Raw records ->
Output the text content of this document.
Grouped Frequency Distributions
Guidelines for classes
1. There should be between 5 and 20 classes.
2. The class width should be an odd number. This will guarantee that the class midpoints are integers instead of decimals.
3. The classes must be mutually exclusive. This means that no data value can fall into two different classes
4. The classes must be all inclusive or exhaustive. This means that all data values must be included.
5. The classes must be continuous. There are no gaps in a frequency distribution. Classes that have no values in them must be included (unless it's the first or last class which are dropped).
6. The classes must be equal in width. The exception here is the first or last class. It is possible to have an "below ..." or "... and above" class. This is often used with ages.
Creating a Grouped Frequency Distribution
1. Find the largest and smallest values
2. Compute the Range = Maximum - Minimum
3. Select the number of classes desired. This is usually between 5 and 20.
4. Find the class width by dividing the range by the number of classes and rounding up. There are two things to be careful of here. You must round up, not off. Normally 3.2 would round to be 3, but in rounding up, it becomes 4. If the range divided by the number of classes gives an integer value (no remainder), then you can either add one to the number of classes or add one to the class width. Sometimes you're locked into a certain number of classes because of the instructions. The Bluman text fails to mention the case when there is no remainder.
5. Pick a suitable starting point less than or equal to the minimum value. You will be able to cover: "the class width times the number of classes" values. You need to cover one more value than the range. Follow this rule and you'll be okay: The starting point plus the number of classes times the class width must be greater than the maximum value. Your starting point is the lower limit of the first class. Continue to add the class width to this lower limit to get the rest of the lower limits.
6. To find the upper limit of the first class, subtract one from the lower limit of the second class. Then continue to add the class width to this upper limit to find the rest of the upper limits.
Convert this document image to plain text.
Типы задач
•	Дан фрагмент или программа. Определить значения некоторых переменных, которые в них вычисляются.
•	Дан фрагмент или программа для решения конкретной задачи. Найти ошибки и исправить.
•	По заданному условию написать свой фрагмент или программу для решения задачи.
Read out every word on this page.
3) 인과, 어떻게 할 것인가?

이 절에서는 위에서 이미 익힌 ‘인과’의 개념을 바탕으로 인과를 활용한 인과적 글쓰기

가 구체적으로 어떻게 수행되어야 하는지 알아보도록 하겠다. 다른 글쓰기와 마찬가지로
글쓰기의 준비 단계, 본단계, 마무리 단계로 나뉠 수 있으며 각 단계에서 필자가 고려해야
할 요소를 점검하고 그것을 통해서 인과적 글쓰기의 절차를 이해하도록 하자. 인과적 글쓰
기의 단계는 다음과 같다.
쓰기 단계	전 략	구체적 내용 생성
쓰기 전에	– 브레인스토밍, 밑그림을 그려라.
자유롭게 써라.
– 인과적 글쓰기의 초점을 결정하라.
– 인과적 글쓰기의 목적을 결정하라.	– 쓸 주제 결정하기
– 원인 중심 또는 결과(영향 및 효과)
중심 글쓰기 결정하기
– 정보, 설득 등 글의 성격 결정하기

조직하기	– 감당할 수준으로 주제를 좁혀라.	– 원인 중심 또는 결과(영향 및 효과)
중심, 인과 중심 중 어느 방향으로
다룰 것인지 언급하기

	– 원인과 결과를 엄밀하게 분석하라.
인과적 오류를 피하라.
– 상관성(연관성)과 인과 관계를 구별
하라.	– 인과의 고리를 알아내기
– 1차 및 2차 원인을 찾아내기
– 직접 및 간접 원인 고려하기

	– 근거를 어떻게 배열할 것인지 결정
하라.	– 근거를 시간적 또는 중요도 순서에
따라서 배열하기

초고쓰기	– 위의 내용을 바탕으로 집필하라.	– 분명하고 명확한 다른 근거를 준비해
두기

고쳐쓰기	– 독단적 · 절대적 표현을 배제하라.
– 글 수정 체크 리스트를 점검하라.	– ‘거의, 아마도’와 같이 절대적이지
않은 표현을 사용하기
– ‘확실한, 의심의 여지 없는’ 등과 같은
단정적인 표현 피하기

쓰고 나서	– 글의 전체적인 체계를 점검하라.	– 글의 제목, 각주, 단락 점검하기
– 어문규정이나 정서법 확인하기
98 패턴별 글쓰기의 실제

Exercise description ->
Write out the records above again, keeping each one identical to the original.

Final answer ->
Output the text content of this document.
Grouped Frequency Distributions
Guidelines for classes
1. There should be between 5 and 20 classes.
2. The class width should be an odd number. This will guarantee that the class midpoints are integers instead of decimals.
3. The classes must be mutually exclusive. This means that no data value can fall into two different classes
4. The classes must be all inclusive or exhaustive. This means that all data values must be included.
5. The classes must be continuous. There are no gaps in a frequency distribution. Classes that have no values in them must be included (unless it's the first or last class which are dropped).
6. The classes must be equal in width. The exception here is the first or last class. It is possible to have an "below ..." or "... and above" class. This is often used with ages.
Creating a Grouped Frequency Distribution
1. Find the largest and smallest values
2. Compute the Range = Maximum - Minimum
3. Select the number of classes desired. This is usually between 5 and 20.
4. Find the class width by dividing the range by the number of classes and rounding up. There are two things to be careful of here. You must round up, not off. Normally 3.2 would round to be 3, but in rounding up, it becomes 4. If the range divided by the number of classes gives an integer value (no remainder), then you can either add one to the number of classes or add one to the class width. Sometimes you're locked into a certain number of classes because of the instructions. The Bluman text fails to mention the case when there is no remainder.
5. Pick a suitable starting point less than or equal to the minimum value. You will be able to cover: "the class width times the number of classes" values. You need to cover one more value than the range. Follow this rule and you'll be okay: The starting point plus the number of classes times the class width must be greater than the maximum value. Your starting point is the lower limit of the first class. Continue to add the class width to this lower limit to get the rest of the lower limits.
6. To find the upper limit of the first class, subtract one from the lower limit of the second class. Then continue to add the class width to this upper limit to find the rest of the upper limits.
Convert this document image to plain text.
Типы задач
•	Дан фрагмент или программа. Определить значения некоторых переменных, которые в них вычисляются.
•	Дан фрагмент или программа для решения конкретной задачи. Найти ошибки и исправить.
•	По заданному условию написать свой фрагмент или программу для решения задачи.
Read out every word on this page.
3) 인과, 어떻게 할 것인가?

이 절에서는 위에서 이미 익힌 ‘인과’의 개념을 바탕으로 인과를 활용한 인과적 글쓰기

가 구체적으로 어떻게 수행되어야 하는지 알아보도록 하겠다. 다른 글쓰기와 마찬가지로
글쓰기의 준비 단계, 본단계, 마무리 단계로 나뉠 수 있으며 각 단계에서 필자가 고려해야
할 요소를 점검하고 그것을 통해서 인과적 글쓰기의 절차를 이해하도록 하자. 인과적 글쓰
기의 단계는 다음과 같다.
쓰기 단계	전 략	구체적 내용 생성
쓰기 전에	– 브레인스토밍, 밑그림을 그려라.
자유롭게 써라.
– 인과적 글쓰기의 초점을 결정하라.
– 인과적 글쓰기의 목적을 결정하라.	– 쓸 주제 결정하기
– 원인 중심 또는 결과(영향 및 효과)
중심 글쓰기 결정하기
– 정보, 설득 등 글의 성격 결정하기

조직하기	– 감당할 수준으로 주제를 좁혀라.	– 원인 중심 또는 결과(영향 및 효과)
중심, 인과 중심 중 어느 방향으로
다룰 것인지 언급하기

	– 원인과 결과를 엄밀하게 분석하라.
인과적 오류를 피하라.
– 상관성(연관성)과 인과 관계를 구별
하라.	– 인과의 고리를 알아내기
– 1차 및 2차 원인을 찾아내기
– 직접 및 간접 원인 고려하기

	– 근거를 어떻게 배열할 것인지 결정
하라.	– 근거를 시간적 또는 중요도 순서에
따라서 배열하기

초고쓰기	– 위의 내용을 바탕으로 집필하라.	– 분명하고 명확한 다른 근거를 준비해
두기

고쳐쓰기	– 독단적 · 절대적 표현을 배제하라.
– 글 수정 체크 리스트를 점검하라.	– ‘거의, 아마도’와 같이 절대적이지
않은 표현을 사용하기
– ‘확실한, 의심의 여지 없는’ 등과 같은
단정적인 표현 피하기

쓰고 나서	– 글의 전체적인 체계를 점검하라.	– 글의 제목, 각주, 단락 점검하기
– 어문규정이나 정서법 확인하기
98 패턴별 글쓰기의 실제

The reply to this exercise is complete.